Entries from a visual dataset:
━━━━━━━━

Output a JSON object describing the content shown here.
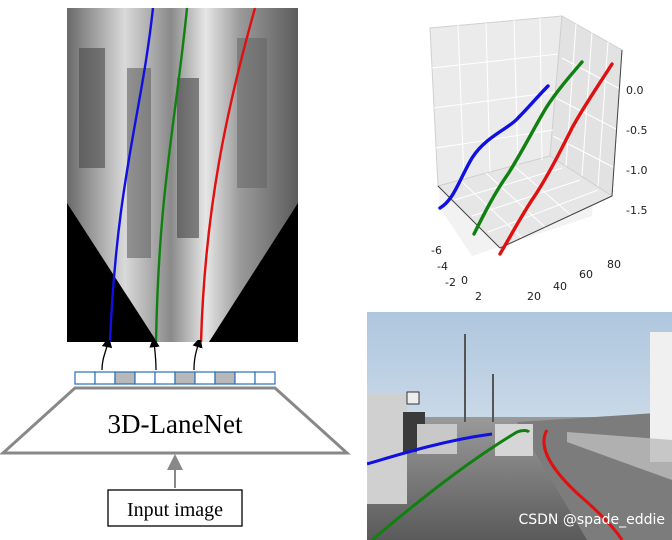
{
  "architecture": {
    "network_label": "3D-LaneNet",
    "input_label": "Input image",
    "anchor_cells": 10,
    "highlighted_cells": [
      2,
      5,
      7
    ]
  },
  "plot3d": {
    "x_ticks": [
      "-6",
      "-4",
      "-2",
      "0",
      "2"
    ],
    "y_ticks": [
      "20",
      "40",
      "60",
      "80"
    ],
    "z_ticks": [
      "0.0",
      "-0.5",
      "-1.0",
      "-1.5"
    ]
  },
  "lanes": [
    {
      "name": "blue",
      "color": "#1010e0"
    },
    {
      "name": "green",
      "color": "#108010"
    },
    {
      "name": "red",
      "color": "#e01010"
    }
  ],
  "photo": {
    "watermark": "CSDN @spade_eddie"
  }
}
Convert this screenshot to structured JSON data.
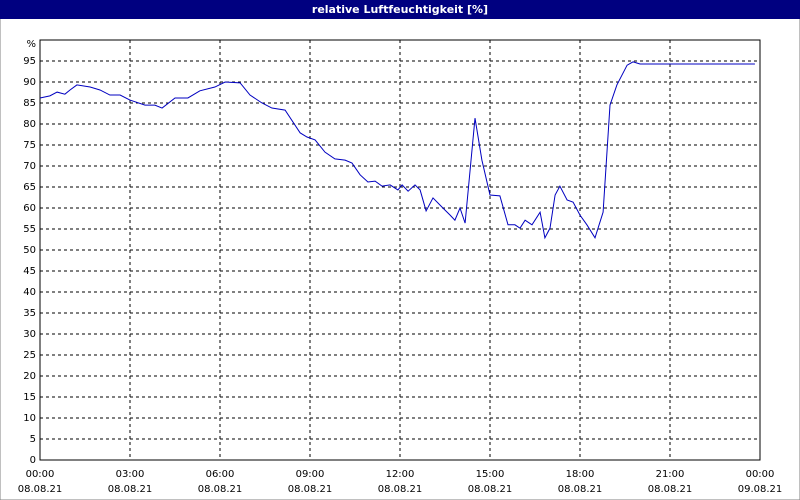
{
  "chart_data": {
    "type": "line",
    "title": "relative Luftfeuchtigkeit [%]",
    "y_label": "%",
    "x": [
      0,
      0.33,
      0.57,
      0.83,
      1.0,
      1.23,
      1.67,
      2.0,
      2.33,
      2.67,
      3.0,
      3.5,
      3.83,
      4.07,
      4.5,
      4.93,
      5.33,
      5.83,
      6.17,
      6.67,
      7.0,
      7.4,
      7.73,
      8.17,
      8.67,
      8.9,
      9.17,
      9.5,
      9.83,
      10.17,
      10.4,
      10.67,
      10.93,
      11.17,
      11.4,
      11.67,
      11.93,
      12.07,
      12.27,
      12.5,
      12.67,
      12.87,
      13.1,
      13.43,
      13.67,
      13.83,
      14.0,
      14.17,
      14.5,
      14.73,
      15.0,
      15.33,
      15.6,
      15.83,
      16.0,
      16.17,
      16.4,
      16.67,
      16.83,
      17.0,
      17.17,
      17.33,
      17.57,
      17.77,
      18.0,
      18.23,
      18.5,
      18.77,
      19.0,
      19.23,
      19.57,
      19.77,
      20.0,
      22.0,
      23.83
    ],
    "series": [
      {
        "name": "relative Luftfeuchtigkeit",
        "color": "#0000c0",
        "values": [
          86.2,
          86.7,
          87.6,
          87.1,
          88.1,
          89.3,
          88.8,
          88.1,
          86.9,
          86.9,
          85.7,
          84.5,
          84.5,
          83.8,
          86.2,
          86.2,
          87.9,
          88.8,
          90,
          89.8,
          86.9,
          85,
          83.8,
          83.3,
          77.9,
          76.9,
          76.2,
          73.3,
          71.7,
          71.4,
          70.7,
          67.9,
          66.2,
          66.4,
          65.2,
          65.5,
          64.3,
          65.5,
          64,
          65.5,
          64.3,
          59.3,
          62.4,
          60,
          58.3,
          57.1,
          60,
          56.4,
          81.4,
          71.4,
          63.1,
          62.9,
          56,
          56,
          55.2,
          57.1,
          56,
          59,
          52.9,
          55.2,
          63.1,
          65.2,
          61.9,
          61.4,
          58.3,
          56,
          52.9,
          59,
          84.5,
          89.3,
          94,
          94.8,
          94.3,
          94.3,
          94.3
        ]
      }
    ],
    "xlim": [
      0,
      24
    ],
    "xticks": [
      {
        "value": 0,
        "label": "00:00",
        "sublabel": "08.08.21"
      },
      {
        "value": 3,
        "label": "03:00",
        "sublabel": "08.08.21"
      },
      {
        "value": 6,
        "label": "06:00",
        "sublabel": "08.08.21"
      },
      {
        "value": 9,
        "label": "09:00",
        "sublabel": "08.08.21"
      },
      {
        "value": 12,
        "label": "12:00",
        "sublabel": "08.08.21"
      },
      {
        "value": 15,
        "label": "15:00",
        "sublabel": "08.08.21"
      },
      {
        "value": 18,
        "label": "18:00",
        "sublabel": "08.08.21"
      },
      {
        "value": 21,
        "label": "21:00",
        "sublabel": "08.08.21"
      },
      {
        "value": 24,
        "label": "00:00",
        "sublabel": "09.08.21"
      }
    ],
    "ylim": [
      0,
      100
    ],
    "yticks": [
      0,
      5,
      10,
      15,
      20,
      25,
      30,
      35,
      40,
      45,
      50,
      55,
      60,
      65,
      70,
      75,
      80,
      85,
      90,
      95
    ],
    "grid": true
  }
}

━━━━━━━━

§ The request
Every line of text is to be repeated exactly; pictures are left out.

§ Answer to the problem
Output a JSON object describing the content shown here.
{
  "architecture": {
    "network_label": "3D-LaneNet",
    "input_label": "Input image",
    "anchor_cells": 10,
    "highlighted_cells": [
      2,
      5,
      7
    ]
  },
  "plot3d": {
    "x_ticks": [
      "-6",
      "-4",
      "-2",
      "0",
      "2"
    ],
    "y_ticks": [
      "20",
      "40",
      "60",
      "80"
    ],
    "z_ticks": [
      "0.0",
      "-0.5",
      "-1.0",
      "-1.5"
    ]
  },
  "lanes": [
    {
      "name": "blue",
      "color": "#1010e0"
    },
    {
      "name": "green",
      "color": "#108010"
    },
    {
      "name": "red",
      "color": "#e01010"
    }
  ],
  "photo": {
    "watermark": "CSDN @spade_eddie"
  }
}
Convert this screenshot to structured JSON data.
{
  "chart_data": {
    "type": "line",
    "title": "relative Luftfeuchtigkeit [%]",
    "y_label": "%",
    "x": [
      0,
      0.33,
      0.57,
      0.83,
      1.0,
      1.23,
      1.67,
      2.0,
      2.33,
      2.67,
      3.0,
      3.5,
      3.83,
      4.07,
      4.5,
      4.93,
      5.33,
      5.83,
      6.17,
      6.67,
      7.0,
      7.4,
      7.73,
      8.17,
      8.67,
      8.9,
      9.17,
      9.5,
      9.83,
      10.17,
      10.4,
      10.67,
      10.93,
      11.17,
      11.4,
      11.67,
      11.93,
      12.07,
      12.27,
      12.5,
      12.67,
      12.87,
      13.1,
      13.43,
      13.67,
      13.83,
      14.0,
      14.17,
      14.5,
      14.73,
      15.0,
      15.33,
      15.6,
      15.83,
      16.0,
      16.17,
      16.4,
      16.67,
      16.83,
      17.0,
      17.17,
      17.33,
      17.57,
      17.77,
      18.0,
      18.23,
      18.5,
      18.77,
      19.0,
      19.23,
      19.57,
      19.77,
      20.0,
      22.0,
      23.83
    ],
    "series": [
      {
        "name": "relative Luftfeuchtigkeit",
        "color": "#0000c0",
        "values": [
          86.2,
          86.7,
          87.6,
          87.1,
          88.1,
          89.3,
          88.8,
          88.1,
          86.9,
          86.9,
          85.7,
          84.5,
          84.5,
          83.8,
          86.2,
          86.2,
          87.9,
          88.8,
          90,
          89.8,
          86.9,
          85,
          83.8,
          83.3,
          77.9,
          76.9,
          76.2,
          73.3,
          71.7,
          71.4,
          70.7,
          67.9,
          66.2,
          66.4,
          65.2,
          65.5,
          64.3,
          65.5,
          64,
          65.5,
          64.3,
          59.3,
          62.4,
          60,
          58.3,
          57.1,
          60,
          56.4,
          81.4,
          71.4,
          63.1,
          62.9,
          56,
          56,
          55.2,
          57.1,
          56,
          59,
          52.9,
          55.2,
          63.1,
          65.2,
          61.9,
          61.4,
          58.3,
          56,
          52.9,
          59,
          84.5,
          89.3,
          94,
          94.8,
          94.3,
          94.3,
          94.3
        ]
      }
    ],
    "xlim": [
      0,
      24
    ],
    "xticks": [
      {
        "value": 0,
        "label": "00:00",
        "sublabel": "08.08.21"
      },
      {
        "value": 3,
        "label": "03:00",
        "sublabel": "08.08.21"
      },
      {
        "value": 6,
        "label": "06:00",
        "sublabel": "08.08.21"
      },
      {
        "value": 9,
        "label": "09:00",
        "sublabel": "08.08.21"
      },
      {
        "value": 12,
        "label": "12:00",
        "sublabel": "08.08.21"
      },
      {
        "value": 15,
        "label": "15:00",
        "sublabel": "08.08.21"
      },
      {
        "value": 18,
        "label": "18:00",
        "sublabel": "08.08.21"
      },
      {
        "value": 21,
        "label": "21:00",
        "sublabel": "08.08.21"
      },
      {
        "value": 24,
        "label": "00:00",
        "sublabel": "09.08.21"
      }
    ],
    "ylim": [
      0,
      100
    ],
    "yticks": [
      0,
      5,
      10,
      15,
      20,
      25,
      30,
      35,
      40,
      45,
      50,
      55,
      60,
      65,
      70,
      75,
      80,
      85,
      90,
      95
    ],
    "grid": true
  }
}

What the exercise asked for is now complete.